_Source passage_
If your son is enjoying his 250 with no injuries then it is reasonable to assume that you have done a good job of teaching him riding technique.

Personally, I grew up riding 85s,and 125s and really enjoyed it as a kid.
Then about 15 years ago I trashed out both my knees doing backflips on icy snow.
Since then I do not have the ability to catch myself on a bike. My knees just can't take the side load anymore. So for that reason I went to quads.

I can tell you that I see more broken bones at the BMX track then I do at the MX track. And rarely if ever at the recreational riding areas. Just avoid the crazies that gather at the dunes on the holidays and you'll be clear in most cases.

I have had a few IGOs (involuntary get offs) but nothing compared to a typical MX rider. It all depends on how you ride. The first time i went OTB (over the bars) was purely my in-experience at a MX track that was new riding territory for me. I went over a double and came up short and nosed it high and hard into the back of the lander cart wheeling the quad a few times. Yes, the quad did land on me. Despite my efforts to go to the side as I went over, the quads first flip landed on my calf and the final resting place was upside down on top of me at the bottom of the hill. That being said - I had the proper equipment on as always and I walked away with only severe bruising where the quad bounced off my calf.

About two years later I was riding a different track - again, new to me. and on my third lap around I was starting to hit the gas and get a feel for what it was going to take to clear the various jumps on the track. When I came up short on a 60ft Step Up in front of the grand stands. Casing it so hard I drove my Tibia into my knee cap.
I rode it out in 2nd gear and completed my lap, spend the rest of the day in the pits while my boys rode, packed up the quads at the end of the day, drove home, took a shower and then had my wife drive me to the hospital as the pain was starting to kick in. 6 screws and a rod later my shin is better than it was before.

Now all of that being said.
I will tell you that we used to ride Desert Trails 90% of the time. Since we live next to the open desert that meant 2 hours nearly every day for a couple of years. All without injury. It was not until we started riding MX Tracks and pushing my limits that I got injured.

_Data_

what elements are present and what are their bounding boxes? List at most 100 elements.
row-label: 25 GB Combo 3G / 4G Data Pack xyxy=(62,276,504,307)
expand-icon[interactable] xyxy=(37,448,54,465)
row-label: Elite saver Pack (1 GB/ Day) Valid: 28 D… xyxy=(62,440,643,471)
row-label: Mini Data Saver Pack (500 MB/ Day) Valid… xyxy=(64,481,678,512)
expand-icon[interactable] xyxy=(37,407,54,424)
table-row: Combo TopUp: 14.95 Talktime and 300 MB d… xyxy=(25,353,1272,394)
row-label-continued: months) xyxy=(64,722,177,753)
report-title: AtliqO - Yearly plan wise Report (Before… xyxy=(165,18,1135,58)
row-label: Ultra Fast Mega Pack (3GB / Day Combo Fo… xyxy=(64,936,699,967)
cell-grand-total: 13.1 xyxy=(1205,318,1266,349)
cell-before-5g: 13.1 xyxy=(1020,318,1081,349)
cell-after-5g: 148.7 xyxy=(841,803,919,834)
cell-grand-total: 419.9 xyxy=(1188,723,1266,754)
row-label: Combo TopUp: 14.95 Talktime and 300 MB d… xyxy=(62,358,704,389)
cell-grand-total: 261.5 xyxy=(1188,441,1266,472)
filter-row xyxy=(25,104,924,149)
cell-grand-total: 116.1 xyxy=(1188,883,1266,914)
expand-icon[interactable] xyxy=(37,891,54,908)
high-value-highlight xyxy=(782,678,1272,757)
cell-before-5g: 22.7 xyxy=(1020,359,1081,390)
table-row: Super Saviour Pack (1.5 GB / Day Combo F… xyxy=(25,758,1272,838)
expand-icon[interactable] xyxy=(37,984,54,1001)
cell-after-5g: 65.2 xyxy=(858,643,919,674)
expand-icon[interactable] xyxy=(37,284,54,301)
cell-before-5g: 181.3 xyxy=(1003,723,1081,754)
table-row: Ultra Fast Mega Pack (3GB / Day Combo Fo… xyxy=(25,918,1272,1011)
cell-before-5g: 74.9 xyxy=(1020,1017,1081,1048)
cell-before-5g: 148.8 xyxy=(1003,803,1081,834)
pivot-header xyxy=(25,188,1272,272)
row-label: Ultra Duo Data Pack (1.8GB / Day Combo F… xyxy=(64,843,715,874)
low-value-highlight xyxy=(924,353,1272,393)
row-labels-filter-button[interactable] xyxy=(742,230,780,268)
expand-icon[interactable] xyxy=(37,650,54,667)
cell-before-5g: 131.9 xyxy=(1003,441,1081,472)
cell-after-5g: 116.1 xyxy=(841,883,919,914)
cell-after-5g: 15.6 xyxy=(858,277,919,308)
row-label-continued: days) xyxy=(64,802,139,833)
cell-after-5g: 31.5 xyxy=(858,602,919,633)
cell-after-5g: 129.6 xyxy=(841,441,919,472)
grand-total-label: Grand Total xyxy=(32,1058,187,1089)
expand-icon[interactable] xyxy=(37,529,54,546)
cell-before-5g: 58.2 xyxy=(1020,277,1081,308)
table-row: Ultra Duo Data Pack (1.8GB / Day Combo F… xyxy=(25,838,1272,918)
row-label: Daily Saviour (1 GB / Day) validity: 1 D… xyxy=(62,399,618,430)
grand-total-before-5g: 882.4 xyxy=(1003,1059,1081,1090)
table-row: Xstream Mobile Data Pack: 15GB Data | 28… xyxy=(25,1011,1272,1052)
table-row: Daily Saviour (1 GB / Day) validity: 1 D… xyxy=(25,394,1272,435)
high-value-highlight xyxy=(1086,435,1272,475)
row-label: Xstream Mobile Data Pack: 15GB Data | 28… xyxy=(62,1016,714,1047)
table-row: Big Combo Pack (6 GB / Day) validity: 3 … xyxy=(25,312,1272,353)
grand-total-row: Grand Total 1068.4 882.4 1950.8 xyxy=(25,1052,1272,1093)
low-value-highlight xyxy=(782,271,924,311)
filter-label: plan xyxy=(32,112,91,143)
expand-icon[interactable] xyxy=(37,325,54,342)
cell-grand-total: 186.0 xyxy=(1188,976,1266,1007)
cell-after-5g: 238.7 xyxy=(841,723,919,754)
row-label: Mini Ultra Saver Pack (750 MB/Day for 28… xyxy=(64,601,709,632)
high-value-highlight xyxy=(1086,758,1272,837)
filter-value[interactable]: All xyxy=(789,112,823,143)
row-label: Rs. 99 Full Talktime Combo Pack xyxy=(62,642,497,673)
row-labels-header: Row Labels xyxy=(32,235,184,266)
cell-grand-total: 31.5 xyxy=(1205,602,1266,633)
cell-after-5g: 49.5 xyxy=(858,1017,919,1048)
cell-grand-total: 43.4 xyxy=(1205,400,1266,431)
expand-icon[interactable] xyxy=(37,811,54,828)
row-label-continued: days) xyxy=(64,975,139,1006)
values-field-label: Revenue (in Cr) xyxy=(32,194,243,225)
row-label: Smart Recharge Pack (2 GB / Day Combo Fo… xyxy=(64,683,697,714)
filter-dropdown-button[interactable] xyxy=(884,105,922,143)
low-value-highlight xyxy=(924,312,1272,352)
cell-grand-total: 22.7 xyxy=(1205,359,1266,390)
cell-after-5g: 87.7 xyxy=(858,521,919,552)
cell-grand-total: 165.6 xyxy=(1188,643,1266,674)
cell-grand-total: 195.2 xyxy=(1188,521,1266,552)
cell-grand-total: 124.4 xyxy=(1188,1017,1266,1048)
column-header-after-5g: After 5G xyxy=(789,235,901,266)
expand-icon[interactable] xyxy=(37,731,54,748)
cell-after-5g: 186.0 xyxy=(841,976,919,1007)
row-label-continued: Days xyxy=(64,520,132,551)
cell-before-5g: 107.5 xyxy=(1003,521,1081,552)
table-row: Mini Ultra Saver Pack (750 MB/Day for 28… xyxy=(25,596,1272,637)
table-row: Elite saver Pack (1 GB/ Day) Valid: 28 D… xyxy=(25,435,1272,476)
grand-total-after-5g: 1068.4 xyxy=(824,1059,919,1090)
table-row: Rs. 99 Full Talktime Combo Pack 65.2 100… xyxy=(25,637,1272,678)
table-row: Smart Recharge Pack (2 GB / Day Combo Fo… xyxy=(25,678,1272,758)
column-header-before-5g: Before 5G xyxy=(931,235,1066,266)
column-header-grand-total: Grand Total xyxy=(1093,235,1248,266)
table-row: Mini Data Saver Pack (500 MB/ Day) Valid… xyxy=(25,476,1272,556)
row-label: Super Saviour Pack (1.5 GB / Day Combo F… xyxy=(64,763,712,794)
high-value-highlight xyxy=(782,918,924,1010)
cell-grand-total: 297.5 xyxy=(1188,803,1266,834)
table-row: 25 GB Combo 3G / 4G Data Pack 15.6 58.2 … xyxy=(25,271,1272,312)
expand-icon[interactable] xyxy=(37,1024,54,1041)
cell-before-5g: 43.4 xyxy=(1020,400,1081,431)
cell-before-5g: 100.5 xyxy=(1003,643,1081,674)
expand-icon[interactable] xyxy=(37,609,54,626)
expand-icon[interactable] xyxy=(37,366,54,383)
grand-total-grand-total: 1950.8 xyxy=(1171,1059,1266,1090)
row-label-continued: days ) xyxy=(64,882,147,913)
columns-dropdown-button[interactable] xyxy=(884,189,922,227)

_Work task 1_
Revise the post about riding injuries, starting at "I rode it out" and ending at "I got injured.", so that "pits" becomes "paddock".
_Work task 2_
Continue the post about riding injuries from where it stops.

_Task response 1_
I rode it out in 2nd gear and completed my lap, spend the rest of the day in the paddock while my boys rode, packed up the quads at the end of the day, drove home, took a shower and then had my wife drive me to the hospital as the pain was starting to kick in. 6 screws and a rod later my shin is better than it was before.

Now all of that being said.
I will tell you that we used to ride Desert Trails 90% of the time. Since we live next to the open desert that meant 2 hours nearly every day for a couple of years. All without injury. It was not until we started riding MX Tracks and pushing my limits that I got injured.

_Task response 2_
Injuries will happen regardless of MX or ATV. All you can do is train and prepare and ALWAYS wear your gear. I have my kid wear a Leatt Brace in addition to his helmet and full gear. And it has saved him numerous times. He started riding at age 9 and was racing his YFZ450 in the ITP Quadcross when he was 12 against adults of all ages.

As far as 450 or 700 for you.
The 450 is a race engine and will be happier revving higher. It also has a closer ratio transmission that will require shifting more frequently.
The 700 is a dune/trail engine that likes to go along in 3rd gear most of the time with enough torque and powerband to handle just about anything without having to change gears.

The 450 is a little lower and harder and jumps very well - a great riding for going fast.

The 700 is a little more upright and soft and goes faster in a straight line that most anything you will come across. Great for Dad's that want to have the power to show up the kids on their 450's while not having to work at it.

I will ride my 700 all day long in any condition, but when we go to the track - his 450 is the quad to have. It has the response to handle the quick stop, go, launch, brake, turn, launch type riding of the track. The 700 just doesn't rev up as quick in stock form.

They ultimately make about the same amount of power.
They just go about it different ways for different ends.
The 450 is geared for Track, The 700 is geared for Dune/Trail.

If your not sure - Go riding with a friend that is willing to swap rides with you. or Buy Used, try it out and if you like it then find your dream quad and go crazy.
Your already in the Raptor forums so you have a good idea of what the best thing is ;)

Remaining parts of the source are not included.